Stored entries:
___

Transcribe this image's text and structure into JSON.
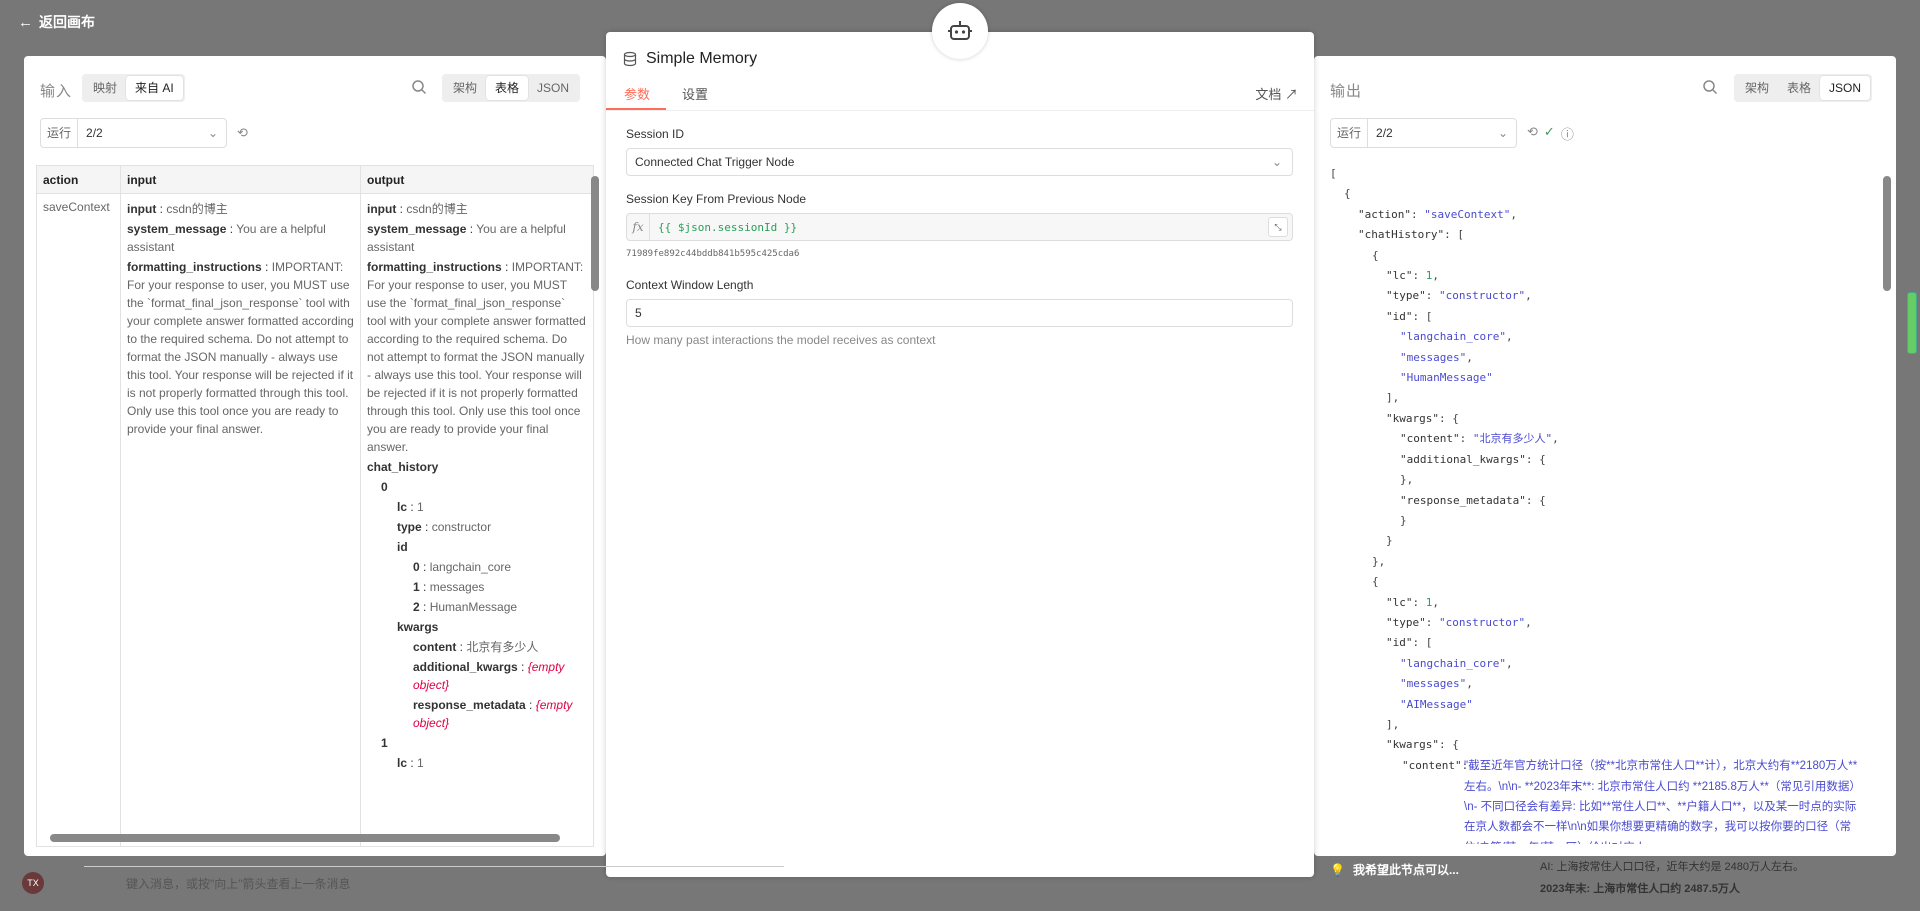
{
  "topbar": {
    "back_label": "返回画布"
  },
  "left": {
    "label": "输入",
    "mode_tabs": [
      "映射",
      "来自 AI"
    ],
    "mode_active": 1,
    "view_tabs": [
      "架构",
      "表格",
      "JSON"
    ],
    "view_active": 1,
    "run_label": "运行",
    "run_value": "2/2",
    "columns": [
      "action",
      "input",
      "output"
    ],
    "row": {
      "action": "saveContext",
      "input": {
        "input_key": "input",
        "input_val": "csdn的博主",
        "sys_key": "system_message",
        "sys_val": "You are a helpful assistant",
        "fmt_key": "formatting_instructions",
        "fmt_val": "IMPORTANT: For your response to user, you MUST use the `format_final_json_response` tool with your complete answer formatted according to the required schema. Do not attempt to format the JSON manually - always use this tool. Your response will be rejected if it is not properly formatted through this tool. Only use this tool once you are ready to provide your final answer."
      },
      "output": {
        "input_key": "input",
        "input_val": "csdn的博主",
        "sys_key": "system_message",
        "sys_val": "You are a helpful assistant",
        "fmt_key": "formatting_instructions",
        "fmt_val": "IMPORTANT: For your response to user, you MUST use the `format_final_json_response` tool with your complete answer formatted according to the required schema. Do not attempt to format the JSON manually - always use this tool. Your response will be rejected if it is not properly formatted through this tool. Only use this tool once you are ready to provide your final answer.",
        "chat_history_key": "chat_history",
        "idx0": "0",
        "lc_key": "lc",
        "lc_val": "1",
        "type_key": "type",
        "type_val": "constructor",
        "id_key": "id",
        "id0_key": "0",
        "id0_val": "langchain_core",
        "id1_key": "1",
        "id1_val": "messages",
        "id2_key": "2",
        "id2_val": "HumanMessage",
        "kwargs_key": "kwargs",
        "content_key": "content",
        "content_val": "北京有多少人",
        "add_key": "additional_kwargs",
        "add_val": "{empty object}",
        "resp_key": "response_metadata",
        "resp_val": "{empty object}",
        "idx1": "1",
        "lc2_key": "lc",
        "lc2_val": "1"
      }
    }
  },
  "center": {
    "title": "Simple Memory",
    "tabs": [
      "参数",
      "设置"
    ],
    "tab_active": 0,
    "doc_label": "文档",
    "session_id_label": "Session ID",
    "session_id_value": "Connected Chat Trigger Node",
    "session_key_label": "Session Key From Previous Node",
    "session_key_expr": "{{ $json.sessionId }}",
    "session_key_result": "71989fe892c44bddb841b595c425cda6",
    "context_label": "Context Window Length",
    "context_value": "5",
    "context_hint": "How many past interactions the model receives as context"
  },
  "right": {
    "label": "输出",
    "view_tabs": [
      "架构",
      "表格",
      "JSON"
    ],
    "view_active": 2,
    "run_label": "运行",
    "run_value": "2/2",
    "json_lines": [
      {
        "t": "[",
        "i": 0
      },
      {
        "t": "{",
        "i": 1
      },
      {
        "k": "\"action\"",
        "s": "\"saveContext\"",
        "e": ",",
        "i": 2
      },
      {
        "k": "\"chatHistory\"",
        "p": "[",
        "i": 2
      },
      {
        "t": "{",
        "i": 3
      },
      {
        "k": "\"lc\"",
        "n": "1",
        "e": ",",
        "i": 4
      },
      {
        "k": "\"type\"",
        "s": "\"constructor\"",
        "e": ",",
        "i": 4
      },
      {
        "k": "\"id\"",
        "p": "[",
        "i": 4
      },
      {
        "s": "\"langchain_core\"",
        "e": ",",
        "i": 5
      },
      {
        "s": "\"messages\"",
        "e": ",",
        "i": 5
      },
      {
        "s": "\"HumanMessage\"",
        "i": 5
      },
      {
        "t": "],",
        "i": 4
      },
      {
        "k": "\"kwargs\"",
        "p": "{",
        "i": 4
      },
      {
        "k": "\"content\"",
        "s": "\"北京有多少人\"",
        "e": ",",
        "i": 5
      },
      {
        "k": "\"additional_kwargs\"",
        "p": "{",
        "i": 5
      },
      {
        "t": "},",
        "i": 5
      },
      {
        "k": "\"response_metadata\"",
        "p": "{",
        "i": 5
      },
      {
        "t": "}",
        "i": 5
      },
      {
        "t": "}",
        "i": 4
      },
      {
        "t": "},",
        "i": 3
      },
      {
        "t": "{",
        "i": 3
      },
      {
        "k": "\"lc\"",
        "n": "1",
        "e": ",",
        "i": 4
      },
      {
        "k": "\"type\"",
        "s": "\"constructor\"",
        "e": ",",
        "i": 4
      },
      {
        "k": "\"id\"",
        "p": "[",
        "i": 4
      },
      {
        "s": "\"langchain_core\"",
        "e": ",",
        "i": 5
      },
      {
        "s": "\"messages\"",
        "e": ",",
        "i": 5
      },
      {
        "s": "\"AIMessage\"",
        "i": 5
      },
      {
        "t": "],",
        "i": 4
      },
      {
        "k": "\"kwargs\"",
        "p": "{",
        "i": 4
      }
    ],
    "ai_content_key": "\"content\"",
    "ai_content": "\"截至近年官方统计口径（按**北京市常住人口**计），北京大约有**2180万人**左右。\\n\\n- **2023年末**: 北京市常住人口约 **2185.8万人**（常见引用数据）\\n- 不同口径会有差异: 比如**常住人口**、**户籍人口**，以及某一时点的实际在京人数都会不一样\\n\\n如果你想要更精确的数字，我可以按你要的口径（常住/户籍/某一年/某一区）给出对应人"
  },
  "bottom": {
    "chat_placeholder": "键入消息，或按\"向上\"箭头查看上一条消息",
    "toast": "我希望此节点可以...",
    "bg_note_a": "AI: 上海按常住人口口径，近年大约是 2480万人左右。",
    "bg_note_b": "2023年末: 上海市常住人口约 2487.5万人",
    "avatar_text": "TX"
  }
}
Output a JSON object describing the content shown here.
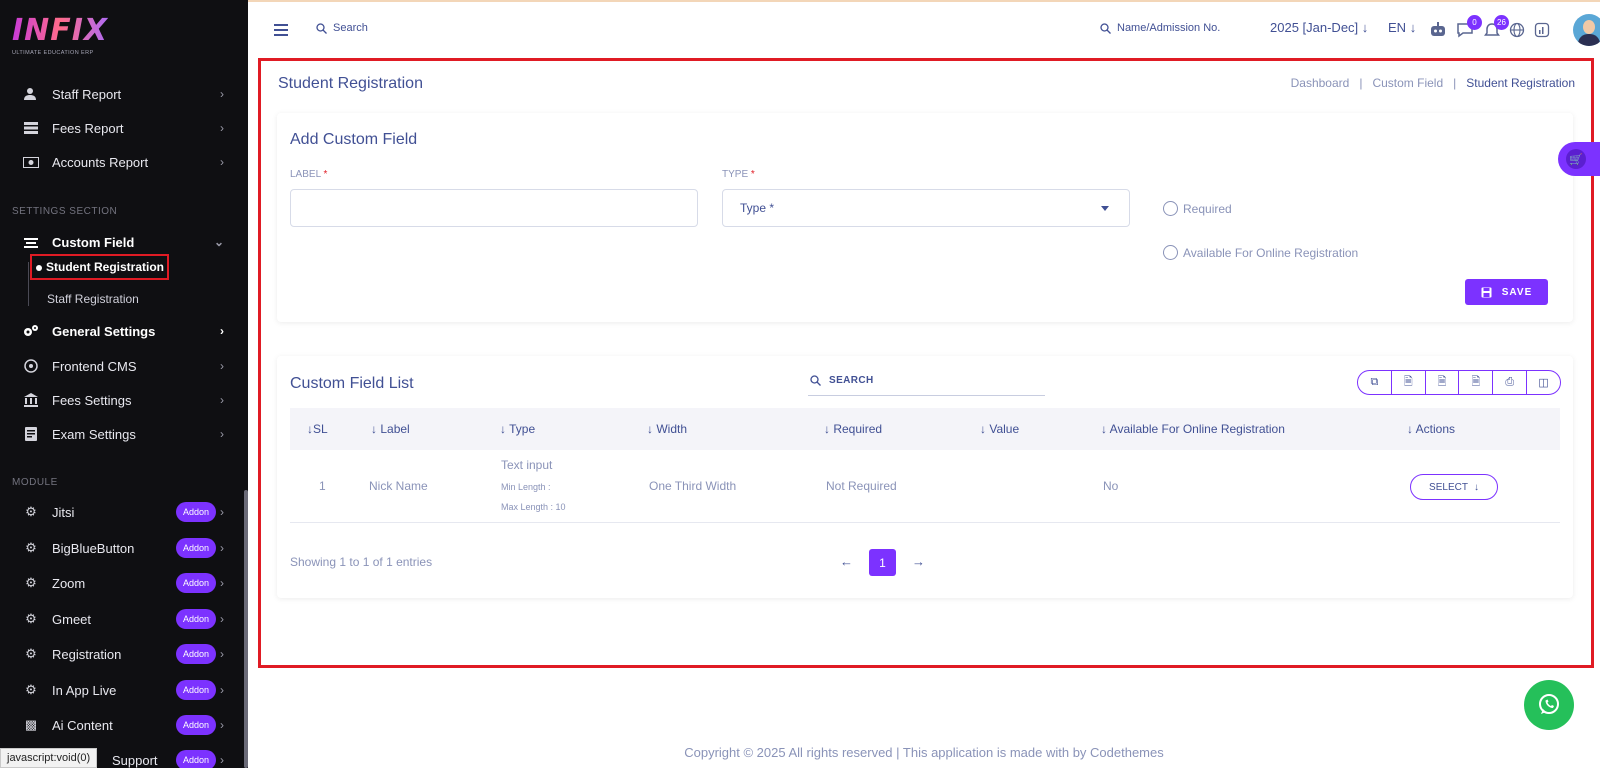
{
  "brand": {
    "logo": "INFIX",
    "tagline": "ULTIMATE EDUCATION ERP"
  },
  "sidebar": {
    "items_top": [
      {
        "label": "Staff Report",
        "icon": "user-report-icon"
      },
      {
        "label": "Fees Report",
        "icon": "fees-report-icon"
      },
      {
        "label": "Accounts Report",
        "icon": "accounts-report-icon"
      }
    ],
    "settings_section_label": "SETTINGS SECTION",
    "custom_field": {
      "label": "Custom Field",
      "icon": "custom-field-icon"
    },
    "sub_items": {
      "active": "Student Registration",
      "other": "Staff Registration"
    },
    "settings_items": [
      {
        "label": "General Settings",
        "icon": "gears-icon"
      },
      {
        "label": "Frontend CMS",
        "icon": "cms-icon"
      },
      {
        "label": "Fees Settings",
        "icon": "bank-icon"
      },
      {
        "label": "Exam Settings",
        "icon": "exam-icon"
      }
    ],
    "module_label": "MODULE",
    "modules": [
      {
        "label": "Jitsi",
        "badge": "Addon"
      },
      {
        "label": "BigBlueButton",
        "badge": "Addon"
      },
      {
        "label": "Zoom",
        "badge": "Addon"
      },
      {
        "label": "Gmeet",
        "badge": "Addon"
      },
      {
        "label": "Registration",
        "badge": "Addon"
      },
      {
        "label": "In App Live",
        "badge": "Addon"
      },
      {
        "label": "Ai Content",
        "badge": "Addon"
      },
      {
        "label": "Support",
        "badge": "Addon"
      }
    ],
    "status_tip": "javascript:void(0)"
  },
  "header": {
    "search_placeholder": "Search",
    "student_search": "Name/Admission No.",
    "academic_year": "2025 [Jan-Dec]",
    "language": "EN",
    "chat_count": "0",
    "notification_count": "26"
  },
  "page": {
    "title": "Student Registration",
    "breadcrumb": [
      "Dashboard",
      "Custom Field",
      "Student Registration"
    ]
  },
  "form": {
    "title": "Add Custom Field",
    "label_field": "LABEL",
    "type_field": "TYPE",
    "required_mark": "*",
    "label_value": "",
    "type_placeholder": "Type *",
    "required_option": "Required",
    "online_option": "Available For Online Registration",
    "save_label": "SAVE"
  },
  "list": {
    "title": "Custom Field List",
    "search_label": "SEARCH",
    "columns": [
      "SL",
      "Label",
      "Type",
      "Width",
      "Required",
      "Value",
      "Available For Online Registration",
      "Actions"
    ],
    "rows": [
      {
        "sl": "1",
        "label": "Nick Name",
        "type": "Text input",
        "min_length": "Min Length :",
        "max_length": "Max Length : 10",
        "width": "One Third Width",
        "required": "Not Required",
        "value": "",
        "online": "No",
        "action": "SELECT"
      }
    ],
    "showing": "Showing 1 to 1 of 1 entries",
    "current_page": "1"
  },
  "footer": "Copyright © 2025 All rights reserved | This application is made with by Codethemes",
  "colors": {
    "accent": "#7c32ff",
    "primary_text": "#415094",
    "highlight": "#e01b24",
    "whatsapp": "#25c05a"
  }
}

___

Set problem:
Show the lines of the material that contain the word "your".

Output below:
        "fmt_val": "IMPORTANT: For your response to user, you MUST use the `format_final_json_response` tool with your complete answer formatted according to the required schema. Do not attempt to format the JSON manually - always use this tool. Your response will be rejected if it is not properly formatted through this tool. Only use this tool once you are ready to provide your final answer."
        "fmt_val": "IMPORTANT: For your response to user, you MUST use the `format_final_json_response` tool with your complete answer formatted according to the required schema. Do not attempt to format the JSON manually - always use this tool. Your response will be rejected if it is not properly formatted through this tool. Only use this tool once you are ready to provide your final answer.",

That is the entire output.